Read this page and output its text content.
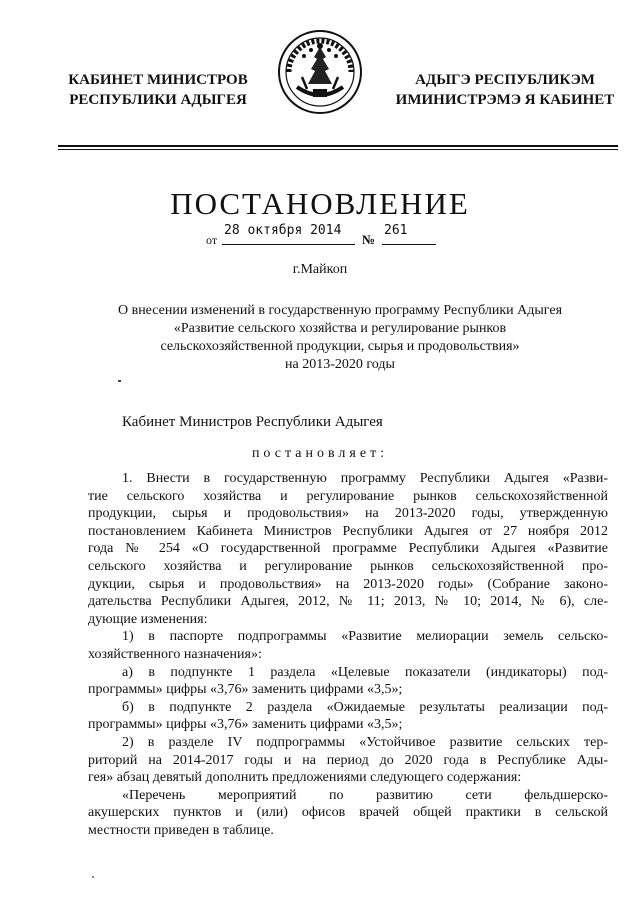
КАБИНЕТ МИНИСТРОВ
РЕСПУБЛИКИ АДЫГЕЯ
АДЫГЭ РЕСПУБЛИКЭМ
ИМИНИСТРЭМЭ Я КАБИНЕТ
ПОСТАНОВЛЕНИЕ
от
28 октября 2014
№
261
г.Майкоп
О внесении изменений в государственную программу Республики Адыгея
«Развитие сельского хозяйства и регулирование рынков
сельскохозяйственной продукции, сырья и продовольствия»
на 2013-2020 годы
Кабинет Министров Республики Адыгея
постановляет:
1. Внести в государственную программу Республики Адыгея «Разви-
тие сельского хозяйства и регулирование рынков сельскохозяйственной
продукции, сырья и продовольствия» на 2013-2020 годы, утвержденную
постановлением Кабинета Министров Республики Адыгея от 27 ноября 2012
года № 254 «О государственной программе Республики Адыгея «Развитие
сельского хозяйства и регулирование рынков сельскохозяйственной про-
дукции, сырья и продовольствия» на 2013-2020 годы» (Собрание законо-
дательства Республики Адыгея, 2012, № 11; 2013, № 10; 2014, № 6), сле-
дующие изменения:
1) в паспорте подпрограммы «Развитие мелиорации земель сельско-
хозяйственного назначения»:
а) в подпункте 1 раздела «Целевые показатели (индикаторы) под-
программы» цифры «3,76» заменить цифрами «3,5»;
б) в подпункте 2 раздела «Ожидаемые результаты реализации под-
программы» цифры «3,76» заменить цифрами «3,5»;
2) в разделе IV подпрограммы «Устойчивое развитие сельских тер-
риторий на 2014-2017 годы и на период до 2020 года в Республике Ады-
гея» абзац девятый дополнить предложениями следующего содержания:
«Перечень мероприятий по развитию сети фельдшерско-
акушерских пунктов и (или) офисов врачей общей практики в сельской
местности приведен в таблице.
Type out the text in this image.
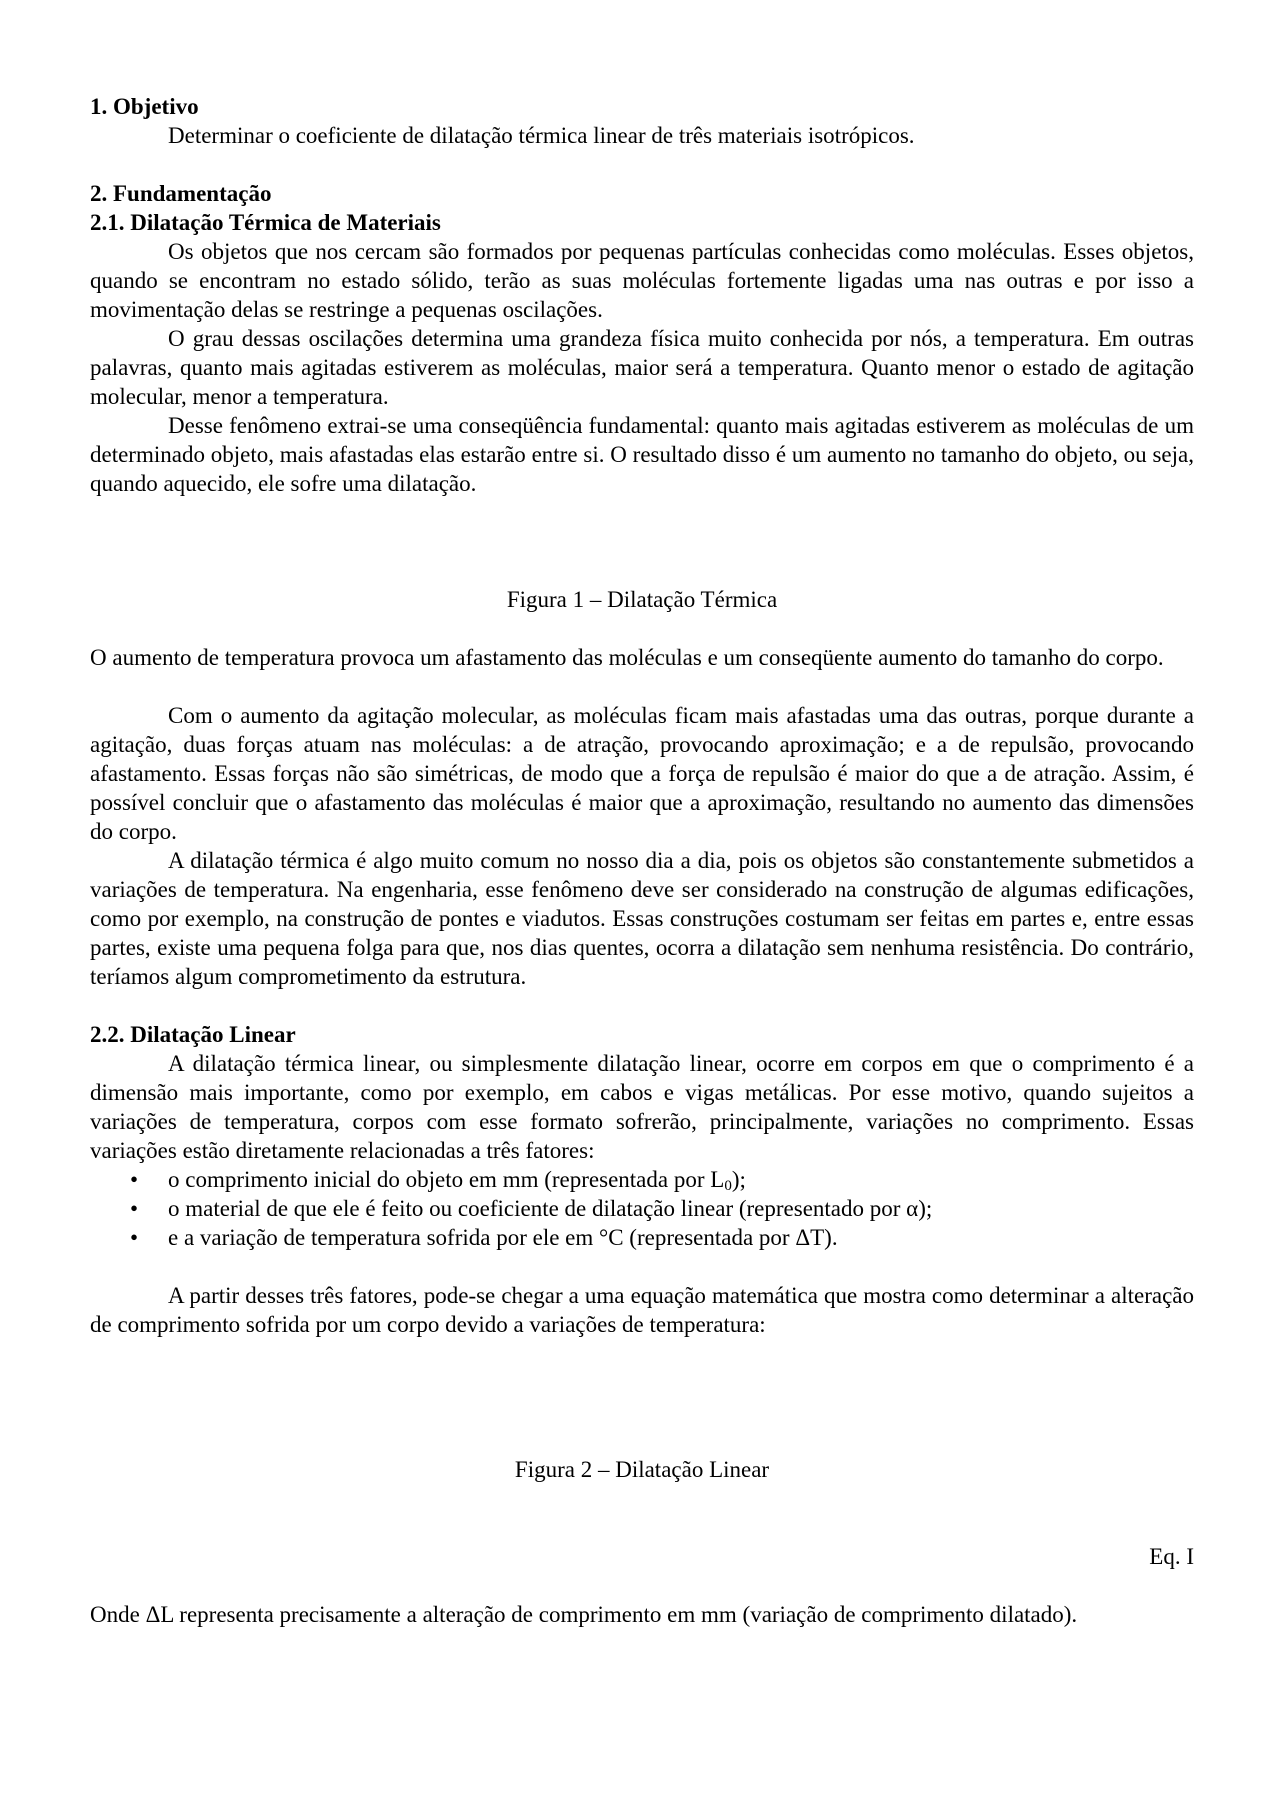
1. Objetivo

Determinar o coeficiente de dilatação térmica linear de três materiais isotrópicos.

2. Fundamentação
2.1. Dilatação Térmica de Materiais

Os objetos que nos cercam são formados por pequenas partículas conhecidas como moléculas. Esses objetos, quando se encontram no estado sólido, terão as suas moléculas fortemente ligadas uma nas outras e por isso a movimentação delas se restringe a pequenas oscilações.

O grau dessas oscilações determina uma grandeza física muito conhecida por nós, a temperatura. Em outras palavras, quanto mais agitadas estiverem as moléculas, maior será a temperatura. Quanto menor o estado de agitação molecular, menor a temperatura.

Desse fenômeno extrai-se uma conseqüência fundamental: quanto mais agitadas estiverem as moléculas de um determinado objeto, mais afastadas elas estarão entre si. O resultado disso é um aumento no tamanho do objeto, ou seja, quando aquecido, ele sofre uma dilatação.

Figura 1 – Dilatação Térmica

O aumento de temperatura provoca um afastamento das moléculas e um conseqüente aumento do tamanho do corpo.

Com o aumento da agitação molecular, as moléculas ficam mais afastadas uma das outras, porque durante a agitação, duas forças atuam nas moléculas: a de atração, provocando aproximação; e a de repulsão, provocando afastamento. Essas forças não são simétricas, de modo que a força de repulsão é maior do que a de atração. Assim, é possível concluir que o afastamento das moléculas é maior que a aproximação, resultando no aumento das dimensões do corpo.

A dilatação térmica é algo muito comum no nosso dia a dia, pois os objetos são constantemente submetidos a variações de temperatura. Na engenharia, esse fenômeno deve ser considerado na construção de algumas edificações, como por exemplo, na construção de pontes e viadutos. Essas construções costumam ser feitas em partes e, entre essas partes, existe uma pequena folga para que, nos dias quentes, ocorra a dilatação sem nenhuma resistência. Do contrário, teríamos algum comprometimento da estrutura.

2.2. Dilatação Linear

A dilatação térmica linear, ou simplesmente dilatação linear, ocorre em corpos em que o comprimento é a dimensão mais importante, como por exemplo, em cabos e vigas metálicas. Por esse motivo, quando sujeitos a variações de temperatura, corpos com esse formato sofrerão, principalmente, variações no comprimento. Essas variações estão diretamente relacionadas a três fatores:

• o comprimento inicial do objeto em mm (representada por $L_0$);
• o material de que ele é feito ou coeficiente de dilatação linear (representado por α);
• e a variação de temperatura sofrida por ele em °C (representada por ΔT).

A partir desses três fatores, pode-se chegar a uma equação matemática que mostra como determinar a alteração de comprimento sofrida por um corpo devido a variações de temperatura:

Figura 2 – Dilatação Linear

Eq. I

Onde ΔL representa precisamente a alteração de comprimento em mm (variação de comprimento dilatado).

************

**INSTRUCTIONS TO FOLLOW**
Print all of the entries word for word. Omit the pictures they contain.

**EXERCISE OUTPUT**
Read this page and output its text content.
КАБИНЕТ МИНИСТРОВ
РЕСПУБЛИКИ АДЫГЕЯ
АДЫГЭ РЕСПУБЛИКЭМ
ИМИНИСТРЭМЭ Я КАБИНЕТ
ПОСТАНОВЛЕНИЕ
от
28 октября 2014
№
261
г.Майкоп
О внесении изменений в государственную программу Республики Адыгея
«Развитие сельского хозяйства и регулирование рынков
сельскохозяйственной продукции, сырья и продовольствия»
на 2013-2020 годы
Кабинет Министров Республики Адыгея
постановляет:
1. Внести в государственную программу Республики Адыгея «Разви-
тие сельского хозяйства и регулирование рынков сельскохозяйственной
продукции, сырья и продовольствия» на 2013-2020 годы, утвержденную
постановлением Кабинета Министров Республики Адыгея от 27 ноября 2012
года № 254 «О государственной программе Республики Адыгея «Развитие
сельского хозяйства и регулирование рынков сельскохозяйственной про-
дукции, сырья и продовольствия» на 2013-2020 годы» (Собрание законо-
дательства Республики Адыгея, 2012, № 11; 2013, № 10; 2014, № 6), сле-
дующие изменения:
1) в паспорте подпрограммы «Развитие мелиорации земель сельско-
хозяйственного назначения»:
а) в подпункте 1 раздела «Целевые показатели (индикаторы) под-
программы» цифры «3,76» заменить цифрами «3,5»;
б) в подпункте 2 раздела «Ожидаемые результаты реализации под-
программы» цифры «3,76» заменить цифрами «3,5»;
2) в разделе IV подпрограммы «Устойчивое развитие сельских тер-
риторий на 2014-2017 годы и на период до 2020 года в Республике Ады-
гея» абзац девятый дополнить предложениями следующего содержания:
«Перечень мероприятий по развитию сети фельдшерско-
акушерских пунктов и (или) офисов врачей общей практики в сельской
местности приведен в таблице.
Type out the text in this image.
1. Objetivo

Determinar o coeficiente de dilatação térmica linear de três materiais isotrópicos.

2. Fundamentação
2.1. Dilatação Térmica de Materiais

Os objetos que nos cercam são formados por pequenas partículas conhecidas como moléculas. Esses objetos, quando se encontram no estado sólido, terão as suas moléculas fortemente ligadas uma nas outras e por isso a movimentação delas se restringe a pequenas oscilações.

O grau dessas oscilações determina uma grandeza física muito conhecida por nós, a temperatura. Em outras palavras, quanto mais agitadas estiverem as moléculas, maior será a temperatura. Quanto menor o estado de agitação molecular, menor a temperatura.

Desse fenômeno extrai-se uma conseqüência fundamental: quanto mais agitadas estiverem as moléculas de um determinado objeto, mais afastadas elas estarão entre si. O resultado disso é um aumento no tamanho do objeto, ou seja, quando aquecido, ele sofre uma dilatação.

Figura 1 – Dilatação Térmica

O aumento de temperatura provoca um afastamento das moléculas e um conseqüente aumento do tamanho do corpo.

Com o aumento da agitação molecular, as moléculas ficam mais afastadas uma das outras, porque durante a agitação, duas forças atuam nas moléculas: a de atração, provocando aproximação; e a de repulsão, provocando afastamento. Essas forças não são simétricas, de modo que a força de repulsão é maior do que a de atração. Assim, é possível concluir que o afastamento das moléculas é maior que a aproximação, resultando no aumento das dimensões do corpo.

A dilatação térmica é algo muito comum no nosso dia a dia, pois os objetos são constantemente submetidos a variações de temperatura. Na engenharia, esse fenômeno deve ser considerado na construção de algumas edificações, como por exemplo, na construção de pontes e viadutos. Essas construções costumam ser feitas em partes e, entre essas partes, existe uma pequena folga para que, nos dias quentes, ocorra a dilatação sem nenhuma resistência. Do contrário, teríamos algum comprometimento da estrutura.

2.2. Dilatação Linear

A dilatação térmica linear, ou simplesmente dilatação linear, ocorre em corpos em que o comprimento é a dimensão mais importante, como por exemplo, em cabos e vigas metálicas. Por esse motivo, quando sujeitos a variações de temperatura, corpos com esse formato sofrerão, principalmente, variações no comprimento. Essas variações estão diretamente relacionadas a três fatores:

• o comprimento inicial do objeto em mm (representada por $L_0$);
• o material de que ele é feito ou coeficiente de dilatação linear (representado por α);
• e a variação de temperatura sofrida por ele em °C (representada por ΔT).

A partir desses três fatores, pode-se chegar a uma equação matemática que mostra como determinar a alteração de comprimento sofrida por um corpo devido a variações de temperatura:

Figura 2 – Dilatação Linear

Eq. I

Onde ΔL representa precisamente a alteração de comprimento em mm (variação de comprimento dilatado).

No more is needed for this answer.